**Set exercise:**
Please update the stretch from "The Trapview Predictive" through "predicting pest pressure." in the pest network announcement, giving it again with "seven years" changed to "eight years".

**Source text:**
ADAMA Launch New and Exciting Predictive Pest Network
Real-time predictive pest network a game changer for in-paddock pest monitoring. A NEW unique pest monitoring network is set to dramatically improve insect monitoring and crop checking processes for growers and agronomists across Australia.
The Trapview Predictive Pest Network developed by ADAMA, launches to the market this month as part of the company’s ongoing drive to provide Australian growers with the latest AgTech solutions to support their farming needs. ADAMA has been working with the Trapview technology in Australia for over seven years and can now offer Australian agriculture the first integrated network of smart insect traps for predicting pest pressure.
Figure 1. Trapview aggregated data across multiple locations showing the number of pests and the potential risk for neighbouring crops
Trapview utilises revolutionary technology in a fully integrated system to provide an innovative, simplified solution for growers, agronomists and researchers who need to monitor insect populations. It operates by capturing images and providing digital recognition of lured pests using Trapview smart traps. Pest populations and their dynamics are then shared across the network of traps allowing for near real time monitoring of pest movements across a large area. Photographs are captured daily and are then archived using a cloud-based system, allowing users to be aware of the pest situation in the field.
ADAMA is currently deploying over 500 automated pest detection units into the field for this season targeting Helicoverpa Punctigera (Native budworm) along with other important pests like Green Mirid in cotton, Codling Moth in apples and Diamond Back Moth in leafy veg.

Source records
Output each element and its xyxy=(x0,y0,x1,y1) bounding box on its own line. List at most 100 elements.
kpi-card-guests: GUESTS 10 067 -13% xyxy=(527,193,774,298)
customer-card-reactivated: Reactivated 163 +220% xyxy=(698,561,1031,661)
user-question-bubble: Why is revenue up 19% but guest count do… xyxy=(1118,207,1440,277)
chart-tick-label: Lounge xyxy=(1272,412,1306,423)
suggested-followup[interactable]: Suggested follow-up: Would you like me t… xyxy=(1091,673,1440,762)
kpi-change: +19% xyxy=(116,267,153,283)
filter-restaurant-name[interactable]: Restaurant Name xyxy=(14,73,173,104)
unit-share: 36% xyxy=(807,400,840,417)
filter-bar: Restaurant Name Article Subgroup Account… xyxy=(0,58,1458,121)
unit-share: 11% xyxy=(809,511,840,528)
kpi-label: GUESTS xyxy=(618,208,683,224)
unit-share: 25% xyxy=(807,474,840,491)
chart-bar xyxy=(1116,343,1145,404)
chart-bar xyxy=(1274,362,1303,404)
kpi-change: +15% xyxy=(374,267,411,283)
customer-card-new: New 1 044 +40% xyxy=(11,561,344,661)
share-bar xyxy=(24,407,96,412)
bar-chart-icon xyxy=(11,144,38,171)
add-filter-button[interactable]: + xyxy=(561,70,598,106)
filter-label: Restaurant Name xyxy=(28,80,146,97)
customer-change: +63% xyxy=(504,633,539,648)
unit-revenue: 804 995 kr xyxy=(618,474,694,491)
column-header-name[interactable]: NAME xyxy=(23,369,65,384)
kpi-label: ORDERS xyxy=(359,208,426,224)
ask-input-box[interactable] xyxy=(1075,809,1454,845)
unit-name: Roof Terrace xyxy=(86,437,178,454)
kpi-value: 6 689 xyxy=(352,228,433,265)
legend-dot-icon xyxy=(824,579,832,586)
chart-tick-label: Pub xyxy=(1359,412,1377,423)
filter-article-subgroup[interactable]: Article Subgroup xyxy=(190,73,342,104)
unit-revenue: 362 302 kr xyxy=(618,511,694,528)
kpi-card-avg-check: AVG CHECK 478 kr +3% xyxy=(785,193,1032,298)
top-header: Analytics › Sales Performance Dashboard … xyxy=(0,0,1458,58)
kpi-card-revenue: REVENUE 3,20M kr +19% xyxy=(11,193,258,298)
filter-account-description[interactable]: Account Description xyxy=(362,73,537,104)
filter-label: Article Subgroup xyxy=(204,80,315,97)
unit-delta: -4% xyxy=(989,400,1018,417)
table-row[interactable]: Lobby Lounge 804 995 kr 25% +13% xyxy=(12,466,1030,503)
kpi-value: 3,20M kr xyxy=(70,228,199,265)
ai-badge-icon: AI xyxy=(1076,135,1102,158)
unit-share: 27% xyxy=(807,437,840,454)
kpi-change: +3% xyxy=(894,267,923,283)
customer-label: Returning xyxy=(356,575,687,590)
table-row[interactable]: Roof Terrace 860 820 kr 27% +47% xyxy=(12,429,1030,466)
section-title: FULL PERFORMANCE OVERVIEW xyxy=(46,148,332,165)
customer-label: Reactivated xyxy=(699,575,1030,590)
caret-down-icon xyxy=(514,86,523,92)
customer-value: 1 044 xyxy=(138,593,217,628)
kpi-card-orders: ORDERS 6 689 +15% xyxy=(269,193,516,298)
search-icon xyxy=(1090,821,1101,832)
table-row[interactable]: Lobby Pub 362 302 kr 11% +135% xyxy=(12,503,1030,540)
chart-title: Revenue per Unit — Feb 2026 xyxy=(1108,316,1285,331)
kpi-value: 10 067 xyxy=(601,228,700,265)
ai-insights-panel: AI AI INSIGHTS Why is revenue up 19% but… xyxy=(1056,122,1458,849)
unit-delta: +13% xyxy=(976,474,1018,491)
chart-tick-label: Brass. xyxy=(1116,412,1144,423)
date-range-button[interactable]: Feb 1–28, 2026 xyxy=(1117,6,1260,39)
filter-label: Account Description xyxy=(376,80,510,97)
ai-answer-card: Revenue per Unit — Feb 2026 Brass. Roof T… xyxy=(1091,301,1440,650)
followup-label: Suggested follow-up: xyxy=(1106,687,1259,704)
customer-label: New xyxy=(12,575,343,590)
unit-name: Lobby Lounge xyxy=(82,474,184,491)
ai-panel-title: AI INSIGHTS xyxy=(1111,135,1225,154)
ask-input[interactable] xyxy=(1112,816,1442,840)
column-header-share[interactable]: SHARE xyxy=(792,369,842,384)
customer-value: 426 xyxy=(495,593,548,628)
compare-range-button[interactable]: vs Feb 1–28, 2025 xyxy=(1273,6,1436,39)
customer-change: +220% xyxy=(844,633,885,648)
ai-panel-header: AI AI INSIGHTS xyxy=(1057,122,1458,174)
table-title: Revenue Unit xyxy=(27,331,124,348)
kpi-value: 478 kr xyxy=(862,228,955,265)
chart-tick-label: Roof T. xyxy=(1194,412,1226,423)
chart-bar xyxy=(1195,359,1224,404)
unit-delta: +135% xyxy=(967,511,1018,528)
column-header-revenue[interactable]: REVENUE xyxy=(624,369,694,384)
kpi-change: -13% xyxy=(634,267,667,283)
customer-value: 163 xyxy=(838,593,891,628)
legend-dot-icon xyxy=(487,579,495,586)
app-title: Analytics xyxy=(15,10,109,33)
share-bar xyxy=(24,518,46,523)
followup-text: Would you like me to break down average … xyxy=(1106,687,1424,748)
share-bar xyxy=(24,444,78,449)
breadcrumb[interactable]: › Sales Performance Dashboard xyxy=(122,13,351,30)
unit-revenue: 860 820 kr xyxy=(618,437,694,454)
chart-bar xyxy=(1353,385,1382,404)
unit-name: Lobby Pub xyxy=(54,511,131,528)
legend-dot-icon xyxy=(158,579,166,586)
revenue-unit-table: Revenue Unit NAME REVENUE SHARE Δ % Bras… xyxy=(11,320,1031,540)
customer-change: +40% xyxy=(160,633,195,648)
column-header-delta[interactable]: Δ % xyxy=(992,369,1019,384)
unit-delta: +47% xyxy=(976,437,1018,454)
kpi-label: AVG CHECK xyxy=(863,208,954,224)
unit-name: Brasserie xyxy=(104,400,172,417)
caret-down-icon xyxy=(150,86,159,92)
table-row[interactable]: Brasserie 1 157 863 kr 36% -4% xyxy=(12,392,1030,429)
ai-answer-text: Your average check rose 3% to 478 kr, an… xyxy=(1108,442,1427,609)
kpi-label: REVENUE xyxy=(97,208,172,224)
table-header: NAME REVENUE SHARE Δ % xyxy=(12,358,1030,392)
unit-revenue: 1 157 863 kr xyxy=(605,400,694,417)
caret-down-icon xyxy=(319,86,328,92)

**Exercise response:**
The Trapview Predictive Pest Network developed by ADAMA, launches to the market this month as part of the company’s ongoing drive to provide Australian growers with the latest AgTech solutions to support their farming needs. ADAMA has been working with the Trapview technology in Australia for over eight years and can now offer Australian agriculture the first integrated network of smart insect traps for predicting pest pressure.